— BEGIN —

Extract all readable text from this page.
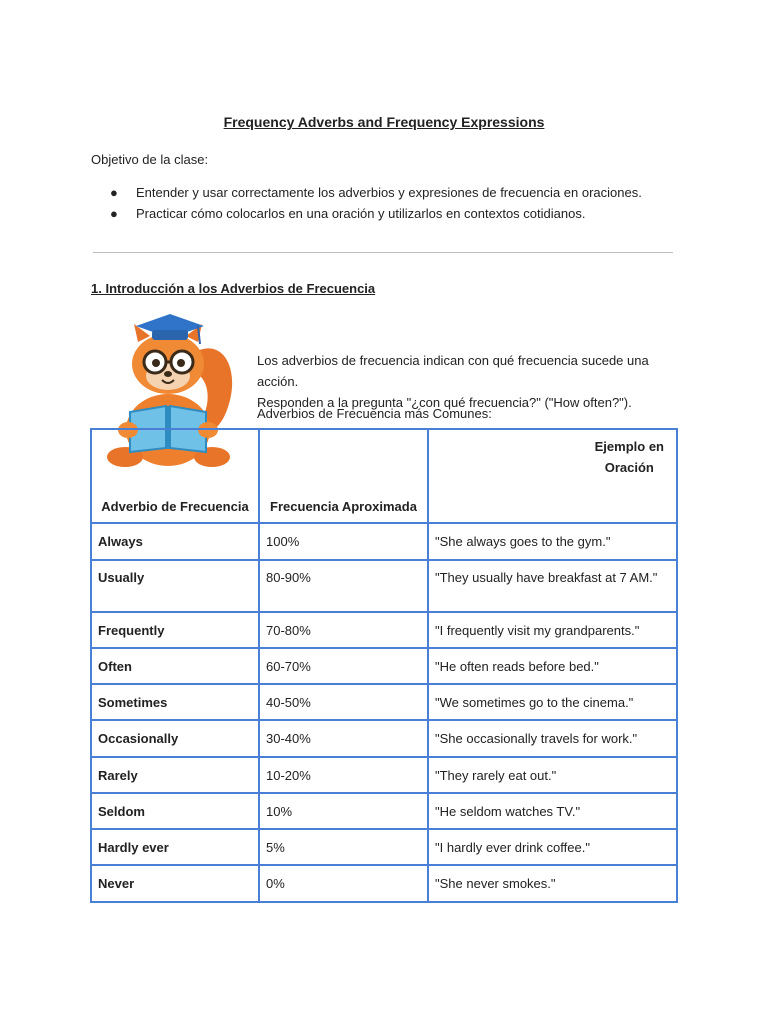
Frequency Adverbs and Frequency Expressions
Objetivo de la clase:
● Entender y usar correctamente los adverbios y expresiones de frecuencia en oraciones.
● Practicar cómo colocarlos en una oración y utilizarlos en contextos cotidianos.
1. Introducción a los Adverbios de Frecuencia
Los adverbios de frecuencia indican con qué frecuencia sucede una acción.
Responden a la pregunta "¿con qué frecuencia?" ("How often?").
Adverbios de Frecuencia más Comunes:
Adverbio de Frecuencia	Frecuencia Aproximada	Ejemplo en
Oración
Always	100%	"She always goes to the gym."
Usually	80-90%	"They usually have breakfast at 7 AM."
Frequently	70-80%	"I frequently visit my grandparents."
Often	60-70%	"He often reads before bed."
Sometimes	40-50%	"We sometimes go to the cinema."
Occasionally	30-40%	"She occasionally travels for work."
Rarely	10-20%	"They rarely eat out."
Seldom	10%	"He seldom watches TV."
Hardly ever	5%	"I hardly ever drink coffee."
Never	0%	"She never smokes."
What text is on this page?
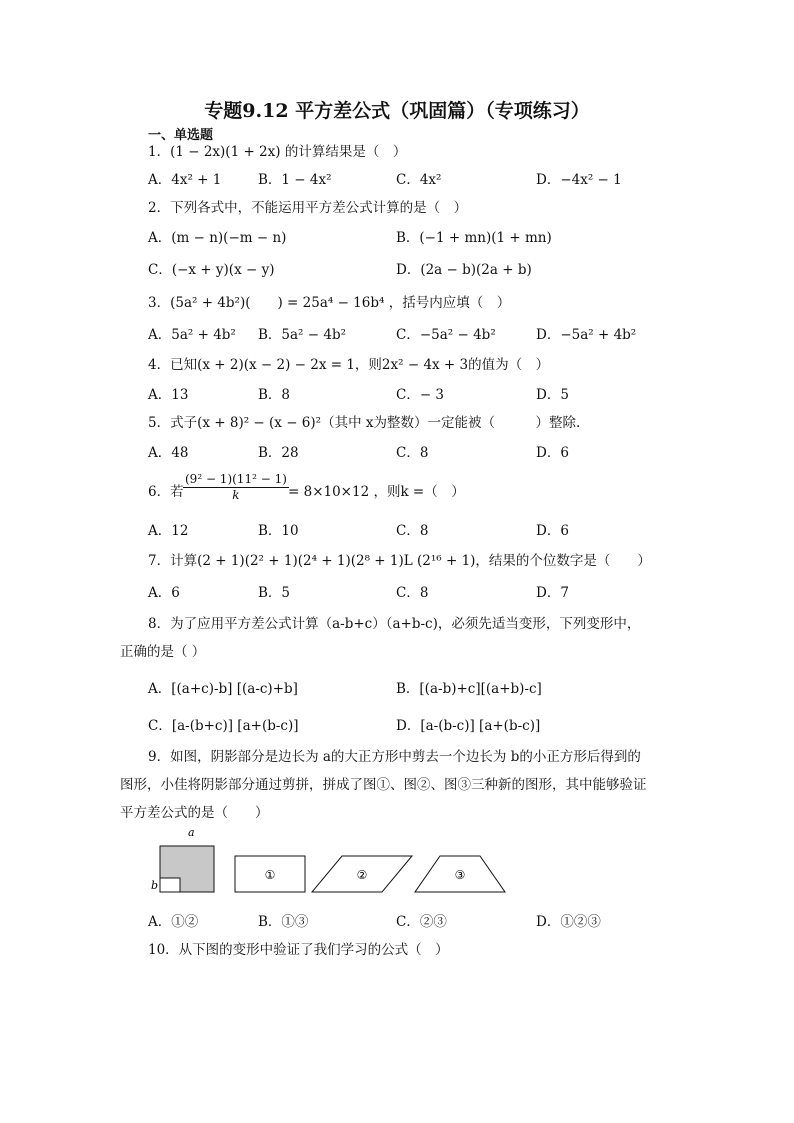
专题9.12 平方差公式（巩固篇）（专项练习）
一、单选题
1．(1 − 2x)(1 + 2x) 的计算结果是（　）
A．4x² + 1	B．1 − 4x²	C．4x²	D．−4x² − 1
2．下列各式中，不能运用平方差公式计算的是（　）
A．(m − n)(−m − n)	B．(−1 + mn)(1 + mn)
C．(−x + y)(x − y)	D．(2a − b)(2a + b)
3．(5a² + 4b²)(　　) = 25a⁴ − 16b⁴ ，括号内应填（　）
A．5a² + 4b² B．5a² − 4b²	C．−5a² − 4b²	D．−5a² + 4b²
4．已知(x + 2)(x − 2) − 2x = 1，则2x² − 4x + 3的值为（　）
A．13	B．8	C．− 3	D．5
5．式子(x + 8)² − (x − 6)²（其中 x为整数）一定能被（　　　）整除.
A．48	B．28	C．8	D．6
6．若 $\frac{\text{(9² − 1)(11² − 1)}}{k} = 8\times 10\times 12$ ，则k =（　）
A．12	B．10	C．8	D．6
7．计算(2 + 1)(2² + 1)(2⁴ + 1)(2⁸ + 1)L (2¹⁶ + 1)，结果的个位数字是（　　）
A．6	B．5	C．8	D．7
8．为了应用平方差公式计算（a-b+c）（a+b-c)，必须先适当变形，下列变形中，正确的是（ ）
A．[(a+c)-b] [(a-c)+b]	B．[(a-b)+c][(a+b)-c]
C．[a-(b+c)] [a+(b-c)]	D．[a-(b-c)] [a+(b-c)]
9．如图，阴影部分是边长为 a的大正方形中剪去一个边长为 b的小正方形后得到的图形，小佳将阴影部分通过剪拼，拼成了图①、图②、图③三种新的图形，其中能够验证平方差公式的是（　　）
a
b
①	②	③
A．①②	B．①③	C．②③	D．①②③
10．从下图的变形中验证了我们学习的公式（　）
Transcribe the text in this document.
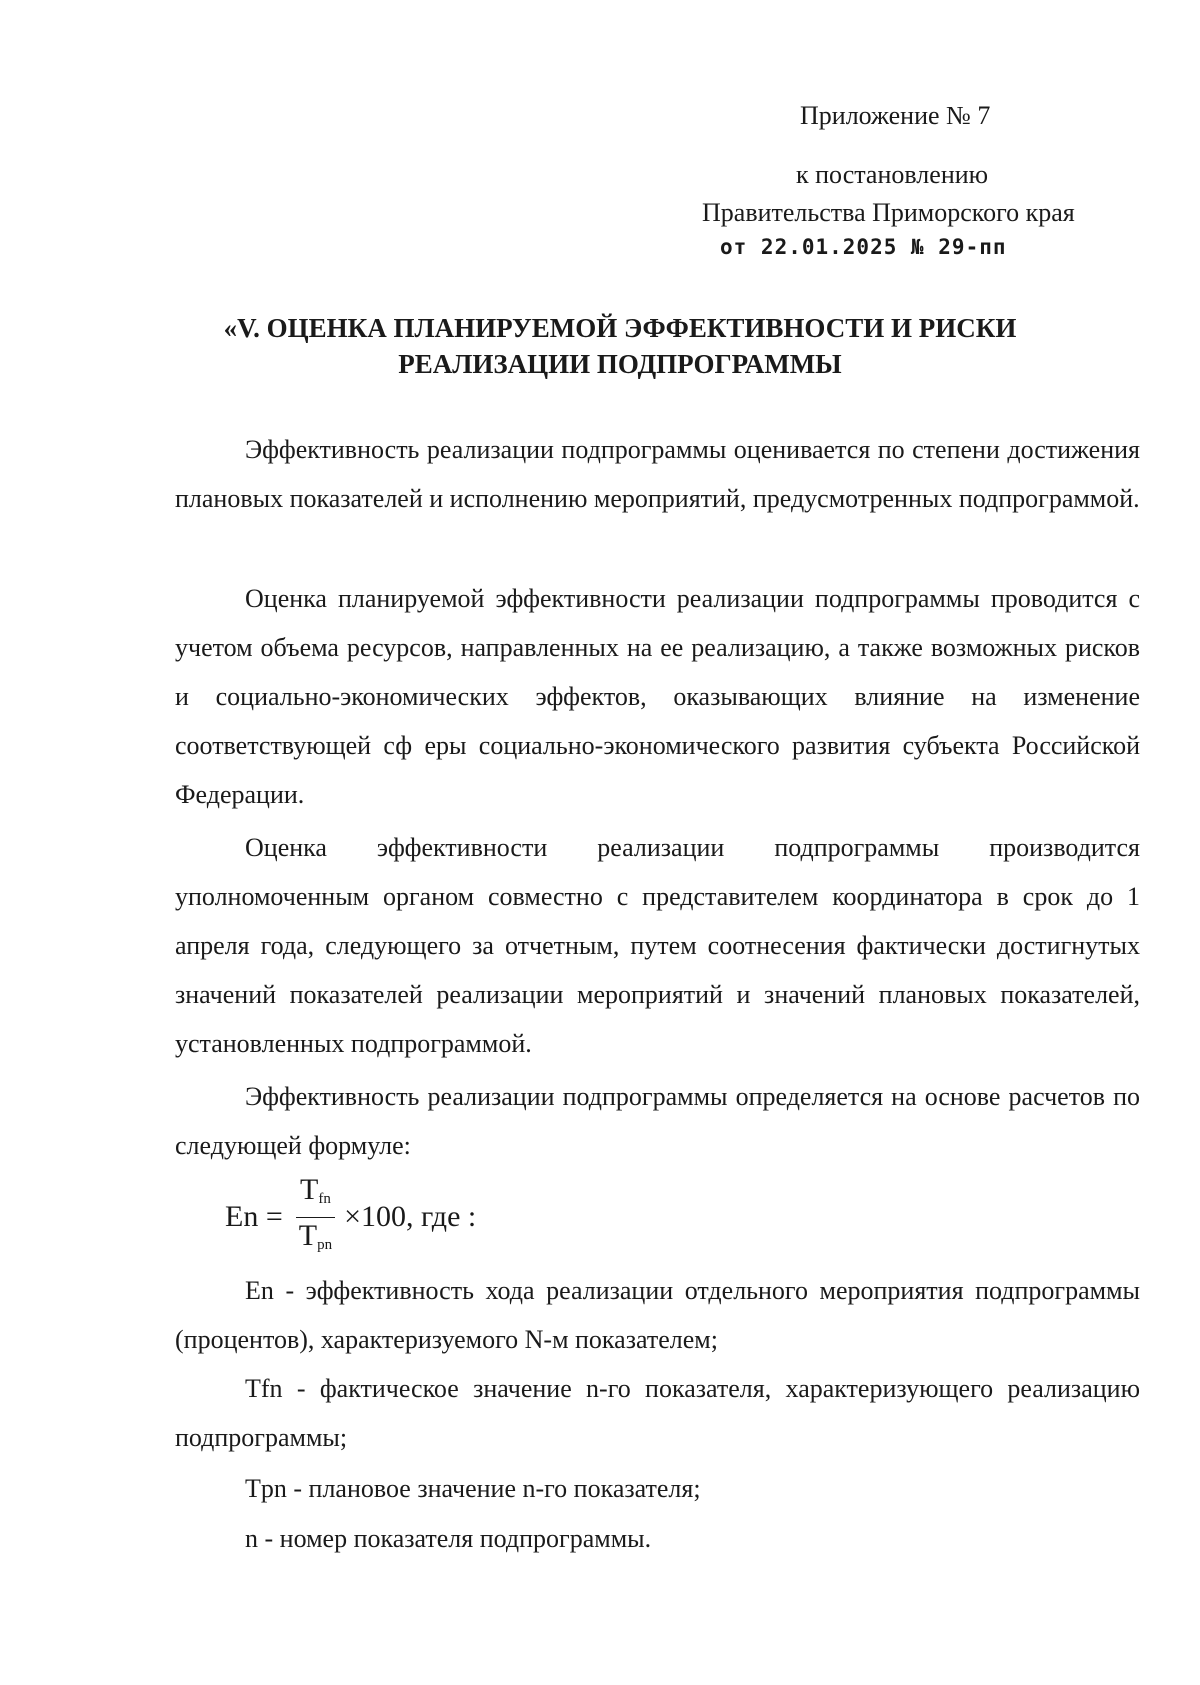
Приложение № 7
к постановлению
Правительства Приморского края
от 22.01.2025 № 29-пп
«V. ОЦЕНКА ПЛАНИРУЕМОЙ ЭФФЕКТИВНОСТИ И РИСКИ
РЕАЛИЗАЦИИ ПОДПРОГРАММЫ

Эффективность реализации подпрограммы оценивается по степени достижения плановых показателей и исполнению мероприятий, предусмотренных подпрограммой.

Оценка планируемой эффективности реализации подпрограммы проводится с учетом объема ресурсов, направленных на ее реализацию, а также возможных рисков и социально-экономических эффектов, оказывающих влияние на изменение соответствующей сф еры социально-экономического развития субъекта Российской Федерации.

Оценка эффективности реализации подпрограммы производится уполномоченным органом совместно с представителем координатора в срок до 1 апреля года, следующего за отчетным, путем соотнесения фактически достигнутых значений показателей реализации мероприятий и значений плановых показателей, установленных подпрограммой.

Эффективность реализации подпрограммы определяется на основе расчетов по следующей формуле:

$En = \frac{T_{fn}}{T_{pn}} \times 100$, где :

En - эффективность хода реализации отдельного мероприятия подпрограммы (процентов), характеризуемого N-м показателем;

Tfn - фактическое значение n-го показателя, характеризующего реализацию подпрограммы;

Tpn - плановое значение n-го показателя;

n - номер показателя подпрограммы.
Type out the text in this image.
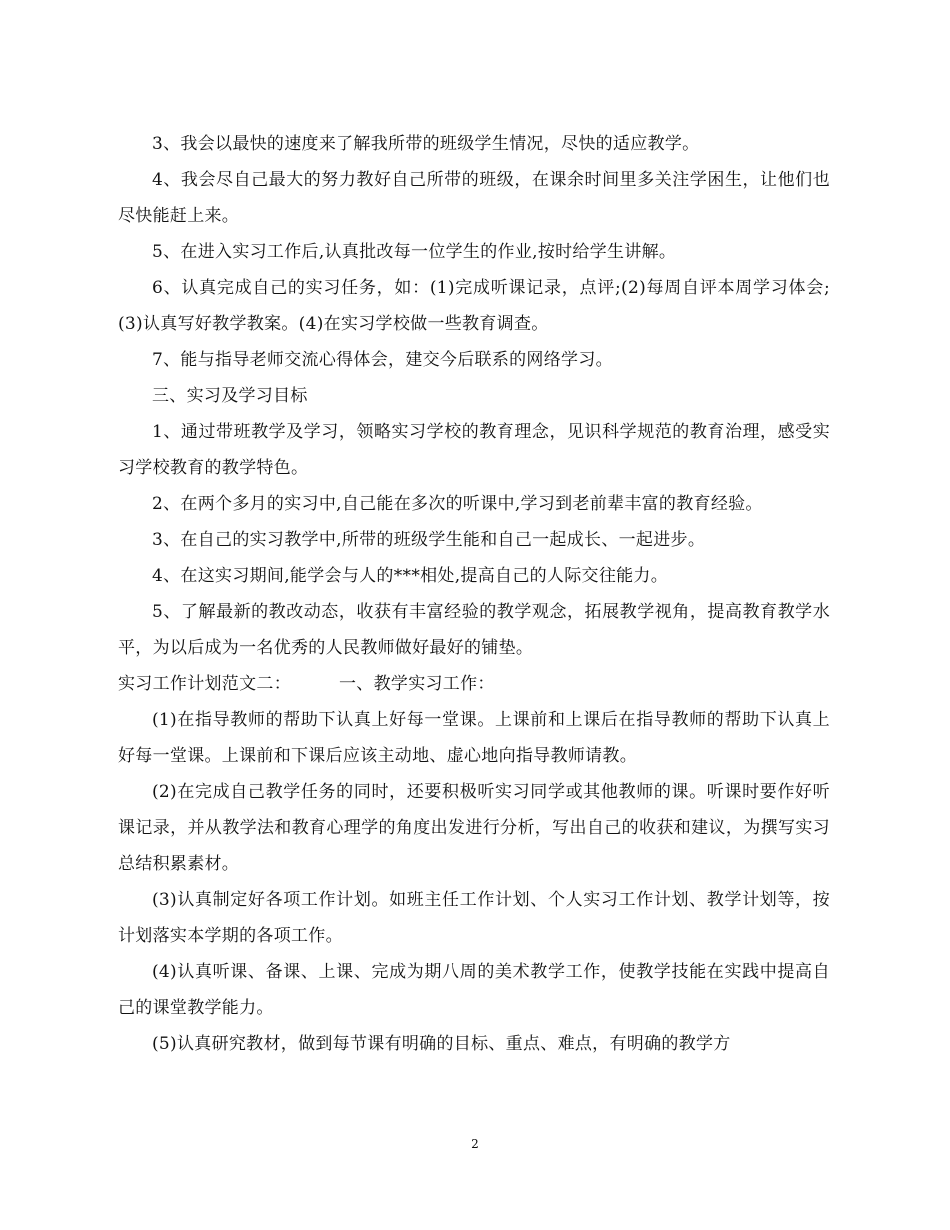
3、我会以最快的速度来了解我所带的班级学生情况，尽快的适应教学。

4、我会尽自己最大的努力教好自己所带的班级，在课余时间里多关注学困生，让他们也尽快能赶上来。

5、在进入实习工作后,认真批改每一位学生的作业,按时给学生讲解。

6、认真完成自己的实习任务，如：(1)完成听课记录，点评;(2)每周自评本周学习体会;(3)认真写好教学教案。(4)在实习学校做一些教育调查。

7、能与指导老师交流心得体会，建交今后联系的网络学习。

三、实习及学习目标

1、通过带班教学及学习，领略实习学校的教育理念，见识科学规范的教育治理，感受实习学校教育的教学特色。

2、在两个多月的实习中,自己能在多次的听课中,学习到老前辈丰富的教育经验。

3、在自己的实习教学中,所带的班级学生能和自己一起成长、一起进步。

4、在这实习期间,能学会与人的***相处,提高自己的人际交往能力。

5、了解最新的教改动态，收获有丰富经验的教学观念，拓展教学视角，提高教育教学水平，为以后成为一名优秀的人民教师做好最好的铺垫。

实习工作计划范文二：	一、教学实习工作：

(1)在指导教师的帮助下认真上好每一堂课。上课前和上课后在指导教师的帮助下认真上好每一堂课。上课前和下课后应该主动地、虚心地向指导教师请教。

(2)在完成自己教学任务的同时，还要积极听实习同学或其他教师的课。听课时要作好听课记录，并从教学法和教育心理学的角度出发进行分析，写出自己的收获和建议，为撰写实习总结积累素材。

(3)认真制定好各项工作计划。如班主任工作计划、个人实习工作计划、教学计划等，按计划落实本学期的各项工作。

(4)认真听课、备课、上课、完成为期八周的美术教学工作，使教学技能在实践中提高自己的课堂教学能力。

(5)认真研究教材，做到每节课有明确的目标、重点、难点，有明确的教学方

2
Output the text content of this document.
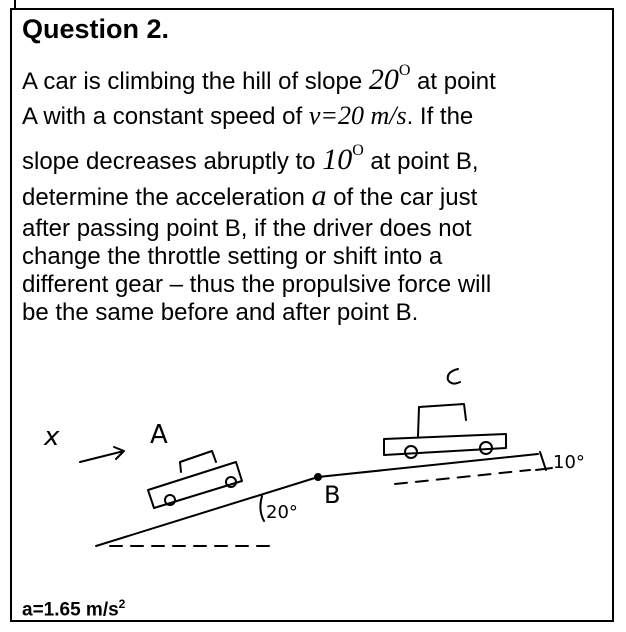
Question 2.
A car is climbing the hill of slope $20^O$ at point
A with a constant speed of v=20 m/s. If the
slope decreases abruptly to $10^O$ at point B,
determine the acceleration a of the car just
after passing point B, if the driver does not
change the throttle setting or shift into a
different gear – thus the propulsive force will
be the same before and after point B.
x	A
20°
B
10°
C
a=1.65 $m/s^2$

— END —

→ DO THIS
Pictures in the records should not appear in your copy, but everything else must be transcribed exactly.

→ TASK OUTPUT
Extract all readable text from this page.
Frequency Adverbs and Frequency Expressions
Objetivo de la clase:
● Entender y usar correctamente los adverbios y expresiones de frecuencia en oraciones.
● Practicar cómo colocarlos en una oración y utilizarlos en contextos cotidianos.
1. Introducción a los Adverbios de Frecuencia
Los adverbios de frecuencia indican con qué frecuencia sucede una acción.
Responden a la pregunta "¿con qué frecuencia?" ("How often?").
Adverbios de Frecuencia más Comunes:
Adverbio de Frecuencia	Frecuencia Aproximada	Ejemplo en
Oración
Always	100%	"She always goes to the gym."
Usually	80-90%	"They usually have breakfast at 7 AM."
Frequently	70-80%	"I frequently visit my grandparents."
Often	60-70%	"He often reads before bed."
Sometimes	40-50%	"We sometimes go to the cinema."
Occasionally	30-40%	"She occasionally travels for work."
Rarely	10-20%	"They rarely eat out."
Seldom	10%	"He seldom watches TV."
Hardly ever	5%	"I hardly ever drink coffee."
Never	0%	"She never smokes."
What text is on this page?
专题9.12 平方差公式（巩固篇）（专项练习）
一、单选题
1．(1 − 2x)(1 + 2x) 的计算结果是（　）
A．4x² + 1	B．1 − 4x²	C．4x²	D．−4x² − 1
2．下列各式中，不能运用平方差公式计算的是（　）
A．(m − n)(−m − n)	B．(−1 + mn)(1 + mn)
C．(−x + y)(x − y)	D．(2a − b)(2a + b)
3．(5a² + 4b²)(　　) = 25a⁴ − 16b⁴ ，括号内应填（　）
A．5a² + 4b² B．5a² − 4b²	C．−5a² − 4b²	D．−5a² + 4b²
4．已知(x + 2)(x − 2) − 2x = 1，则2x² − 4x + 3的值为（　）
A．13	B．8	C．− 3	D．5
5．式子(x + 8)² − (x − 6)²（其中 x为整数）一定能被（　　　）整除.
A．48	B．28	C．8	D．6
6．若 $\frac{\text{(9² − 1)(11² − 1)}}{k} = 8\times 10\times 12$ ，则k =（　）
A．12	B．10	C．8	D．6
7．计算(2 + 1)(2² + 1)(2⁴ + 1)(2⁸ + 1)L (2¹⁶ + 1)，结果的个位数字是（　　）
A．6	B．5	C．8	D．7
8．为了应用平方差公式计算（a-b+c）（a+b-c)，必须先适当变形，下列变形中，正确的是（ ）
A．[(a+c)-b] [(a-c)+b]	B．[(a-b)+c][(a+b)-c]
C．[a-(b+c)] [a+(b-c)]	D．[a-(b-c)] [a+(b-c)]
9．如图，阴影部分是边长为 a的大正方形中剪去一个边长为 b的小正方形后得到的图形，小佳将阴影部分通过剪拼，拼成了图①、图②、图③三种新的图形，其中能够验证平方差公式的是（　　）
a
b
①	②	③
A．①②	B．①③	C．②③	D．①②③
10．从下图的变形中验证了我们学习的公式（　）
Transcribe the text in this document.
Приложение № 7
к постановлению
Правительства Приморского края
от 22.01.2025 № 29-пп
«V. ОЦЕНКА ПЛАНИРУЕМОЙ ЭФФЕКТИВНОСТИ И РИСКИ
РЕАЛИЗАЦИИ ПОДПРОГРАММЫ

Эффективность реализации подпрограммы оценивается по степени достижения плановых показателей и исполнению мероприятий, предусмотренных подпрограммой.

Оценка планируемой эффективности реализации подпрограммы проводится с учетом объема ресурсов, направленных на ее реализацию, а также возможных рисков и социально-экономических эффектов, оказывающих влияние на изменение соответствующей сф еры социально-экономического развития субъекта Российской Федерации.

Оценка эффективности реализации подпрограммы производится уполномоченным органом совместно с представителем координатора в срок до 1 апреля года, следующего за отчетным, путем соотнесения фактически достигнутых значений показателей реализации мероприятий и значений плановых показателей, установленных подпрограммой.

Эффективность реализации подпрограммы определяется на основе расчетов по следующей формуле:

$En = \frac{T_{fn}}{T_{pn}} \times 100$, где :

En - эффективность хода реализации отдельного мероприятия подпрограммы (процентов), характеризуемого N-м показателем;

Tfn - фактическое значение n-го показателя, характеризующего реализацию подпрограммы;

Tpn - плановое значение n-го показателя;

n - номер показателя подпрограммы.
Type out the text in this image.
3、我会以最快的速度来了解我所带的班级学生情况，尽快的适应教学。

4、我会尽自己最大的努力教好自己所带的班级，在课余时间里多关注学困生，让他们也尽快能赶上来。

5、在进入实习工作后,认真批改每一位学生的作业,按时给学生讲解。

6、认真完成自己的实习任务，如：(1)完成听课记录，点评;(2)每周自评本周学习体会;(3)认真写好教学教案。(4)在实习学校做一些教育调查。

7、能与指导老师交流心得体会，建交今后联系的网络学习。

三、实习及学习目标

1、通过带班教学及学习，领略实习学校的教育理念，见识科学规范的教育治理，感受实习学校教育的教学特色。

2、在两个多月的实习中,自己能在多次的听课中,学习到老前辈丰富的教育经验。

3、在自己的实习教学中,所带的班级学生能和自己一起成长、一起进步。

4、在这实习期间,能学会与人的***相处,提高自己的人际交往能力。

5、了解最新的教改动态，收获有丰富经验的教学观念，拓展教学视角，提高教育教学水平，为以后成为一名优秀的人民教师做好最好的铺垫。

实习工作计划范文二：	一、教学实习工作：

(1)在指导教师的帮助下认真上好每一堂课。上课前和上课后在指导教师的帮助下认真上好每一堂课。上课前和下课后应该主动地、虚心地向指导教师请教。

(2)在完成自己教学任务的同时，还要积极听实习同学或其他教师的课。听课时要作好听课记录，并从教学法和教育心理学的角度出发进行分析，写出自己的收获和建议，为撰写实习总结积累素材。

(3)认真制定好各项工作计划。如班主任工作计划、个人实习工作计划、教学计划等，按计划落实本学期的各项工作。

(4)认真听课、备课、上课、完成为期八周的美术教学工作，使教学技能在实践中提高自己的课堂教学能力。

(5)认真研究教材，做到每节课有明确的目标、重点、难点，有明确的教学方

2
Output the text content of this document.
Question 2.
A car is climbing the hill of slope $20^O$ at point
A with a constant speed of v=20 m/s. If the
slope decreases abruptly to $10^O$ at point B,
determine the acceleration a of the car just
after passing point B, if the driver does not
change the throttle setting or shift into a
different gear – thus the propulsive force will
be the same before and after point B.
x	A
20°
B
10°
C
a=1.65 $m/s^2$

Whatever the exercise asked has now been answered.